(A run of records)
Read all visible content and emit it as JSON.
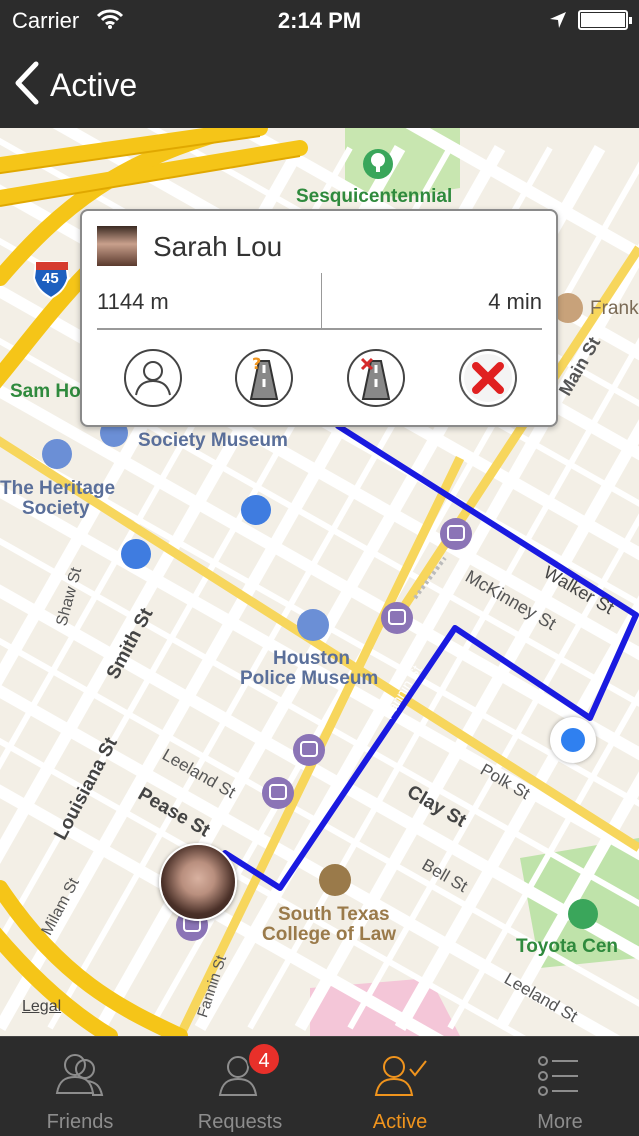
{
  "status_bar": {
    "carrier": "Carrier",
    "time": "2:14 PM"
  },
  "nav": {
    "back_title": "Active"
  },
  "map": {
    "labels": {
      "sesquicentennial": "Sesquicentennial",
      "frank": "Frank",
      "main_st": "Main St",
      "sam_ho": "Sam Ho",
      "society_museum": "Society Museum",
      "heritage_1": "The Heritage",
      "heritage_2": "Society",
      "shaw_st": "Shaw St",
      "smith_st": "Smith St",
      "walker_st": "Walker St",
      "mckinney_st": "McKinney St",
      "houston_1": "Houston",
      "houston_2": "Police Museum",
      "fannin_st": "Fannin St",
      "fannin_st_2": "Fannin St",
      "leeland_st": "Leeland St",
      "leeland_st_2": "Leeland St",
      "louisiana_st": "Louisiana St",
      "pease_st": "Pease St",
      "clay_st": "Clay St",
      "polk_st": "Polk St",
      "bell_st": "Bell St",
      "milam_st": "Milam St",
      "south_texas_1": "South Texas",
      "south_texas_2": "College of Law",
      "toyota": "Toyota Cen",
      "interstate": "45",
      "legal": "Legal"
    }
  },
  "popup": {
    "name": "Sarah Lou",
    "distance": "1144 m",
    "duration": "4 min"
  },
  "tabs": [
    {
      "label": "Friends"
    },
    {
      "label": "Requests",
      "badge": "4"
    },
    {
      "label": "Active"
    },
    {
      "label": "More"
    }
  ],
  "colors": {
    "bar_bg": "#2c2c2c",
    "active_tab": "#f0941d",
    "inactive_tab": "#8d8d8d",
    "route": "#1a1ae0",
    "badge": "#e8302a",
    "freeway": "#f5c518",
    "location_dot": "#2f80f0"
  }
}
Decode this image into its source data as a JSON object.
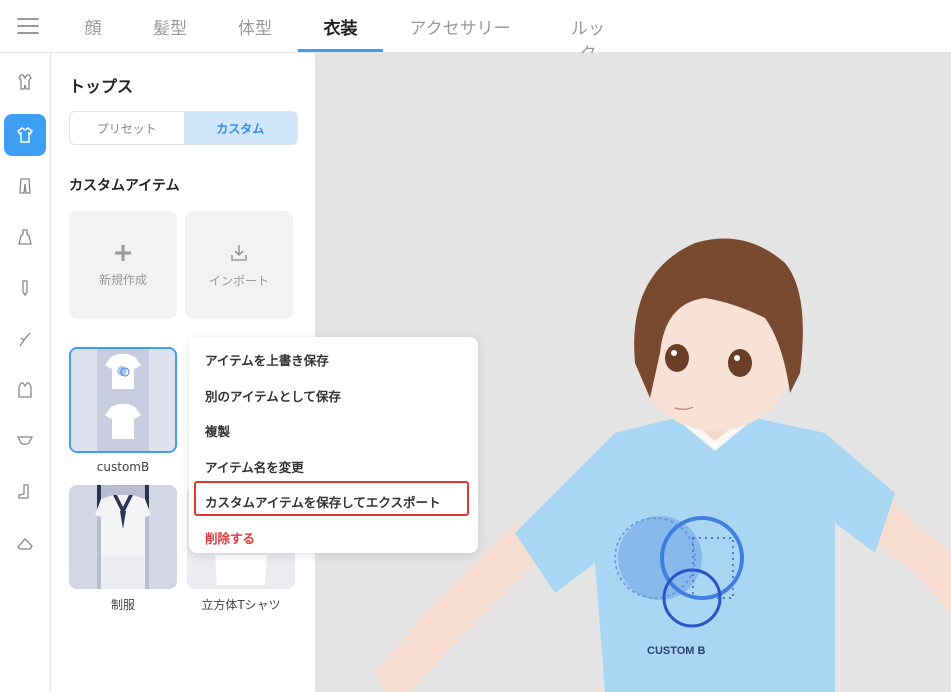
{
  "tabs": [
    {
      "label": "顔",
      "active": false
    },
    {
      "label": "髪型",
      "active": false
    },
    {
      "label": "体型",
      "active": false
    },
    {
      "label": "衣装",
      "active": true
    },
    {
      "label": "アクセサリー",
      "active": false
    },
    {
      "label": "ルック",
      "active": false
    }
  ],
  "sidebar_icons": [
    "overall-icon",
    "tops-icon",
    "bottoms-icon",
    "onepiece-icon",
    "socks-icon",
    "gloves-icon",
    "outer-icon",
    "underwear-icon",
    "boots-icon",
    "shoes-icon"
  ],
  "panel": {
    "title": "トップス",
    "segments": {
      "preset": "プリセット",
      "custom": "カスタム"
    },
    "section_title": "カスタムアイテム",
    "new_label": "新規作成",
    "import_label": "インポート",
    "items": [
      {
        "caption": "customB"
      },
      {
        "caption": "制服"
      },
      {
        "caption": "立方体Tシャツ"
      }
    ]
  },
  "context_menu": {
    "items": [
      "アイテムを上書き保存",
      "別のアイテムとして保存",
      "複製",
      "アイテム名を変更",
      "カスタムアイテムを保存してエクスポート"
    ],
    "delete_label": "削除する"
  },
  "shirt_print": "CUSTOM B",
  "colors": {
    "accent": "#3ea0f5",
    "danger": "#e23b3b",
    "shirt": "#a9d6f2"
  }
}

__What is required__: Leave out the pictures and give the rest of the records again exactly.

__Finished answer__:
Read all visible content and emit it as JSON.
{
  "status_bar": {
    "carrier": "Carrier",
    "time": "2:14 PM"
  },
  "nav": {
    "back_title": "Active"
  },
  "map": {
    "labels": {
      "sesquicentennial": "Sesquicentennial",
      "frank": "Frank",
      "main_st": "Main St",
      "sam_ho": "Sam Ho",
      "society_museum": "Society Museum",
      "heritage_1": "The Heritage",
      "heritage_2": "Society",
      "shaw_st": "Shaw St",
      "smith_st": "Smith St",
      "walker_st": "Walker St",
      "mckinney_st": "McKinney St",
      "houston_1": "Houston",
      "houston_2": "Police Museum",
      "fannin_st": "Fannin St",
      "fannin_st_2": "Fannin St",
      "leeland_st": "Leeland St",
      "leeland_st_2": "Leeland St",
      "louisiana_st": "Louisiana St",
      "pease_st": "Pease St",
      "clay_st": "Clay St",
      "polk_st": "Polk St",
      "bell_st": "Bell St",
      "milam_st": "Milam St",
      "south_texas_1": "South Texas",
      "south_texas_2": "College of Law",
      "toyota": "Toyota Cen",
      "interstate": "45",
      "legal": "Legal"
    }
  },
  "popup": {
    "name": "Sarah Lou",
    "distance": "1144 m",
    "duration": "4 min"
  },
  "tabs": [
    {
      "label": "Friends"
    },
    {
      "label": "Requests",
      "badge": "4"
    },
    {
      "label": "Active"
    },
    {
      "label": "More"
    }
  ],
  "colors": {
    "bar_bg": "#2c2c2c",
    "active_tab": "#f0941d",
    "inactive_tab": "#8d8d8d",
    "route": "#1a1ae0",
    "badge": "#e8302a",
    "freeway": "#f5c518",
    "location_dot": "#2f80f0"
  }
}
Decode this image into its source data as a JSON object.
{
  "tabs": [
    {
      "label": "顔",
      "active": false
    },
    {
      "label": "髪型",
      "active": false
    },
    {
      "label": "体型",
      "active": false
    },
    {
      "label": "衣装",
      "active": true
    },
    {
      "label": "アクセサリー",
      "active": false
    },
    {
      "label": "ルック",
      "active": false
    }
  ],
  "sidebar_icons": [
    "overall-icon",
    "tops-icon",
    "bottoms-icon",
    "onepiece-icon",
    "socks-icon",
    "gloves-icon",
    "outer-icon",
    "underwear-icon",
    "boots-icon",
    "shoes-icon"
  ],
  "panel": {
    "title": "トップス",
    "segments": {
      "preset": "プリセット",
      "custom": "カスタム"
    },
    "section_title": "カスタムアイテム",
    "new_label": "新規作成",
    "import_label": "インポート",
    "items": [
      {
        "caption": "customB"
      },
      {
        "caption": "制服"
      },
      {
        "caption": "立方体Tシャツ"
      }
    ]
  },
  "context_menu": {
    "items": [
      "アイテムを上書き保存",
      "別のアイテムとして保存",
      "複製",
      "アイテム名を変更",
      "カスタムアイテムを保存してエクスポート"
    ],
    "delete_label": "削除する"
  },
  "shirt_print": "CUSTOM B",
  "colors": {
    "accent": "#3ea0f5",
    "danger": "#e23b3b",
    "shirt": "#a9d6f2"
  }
}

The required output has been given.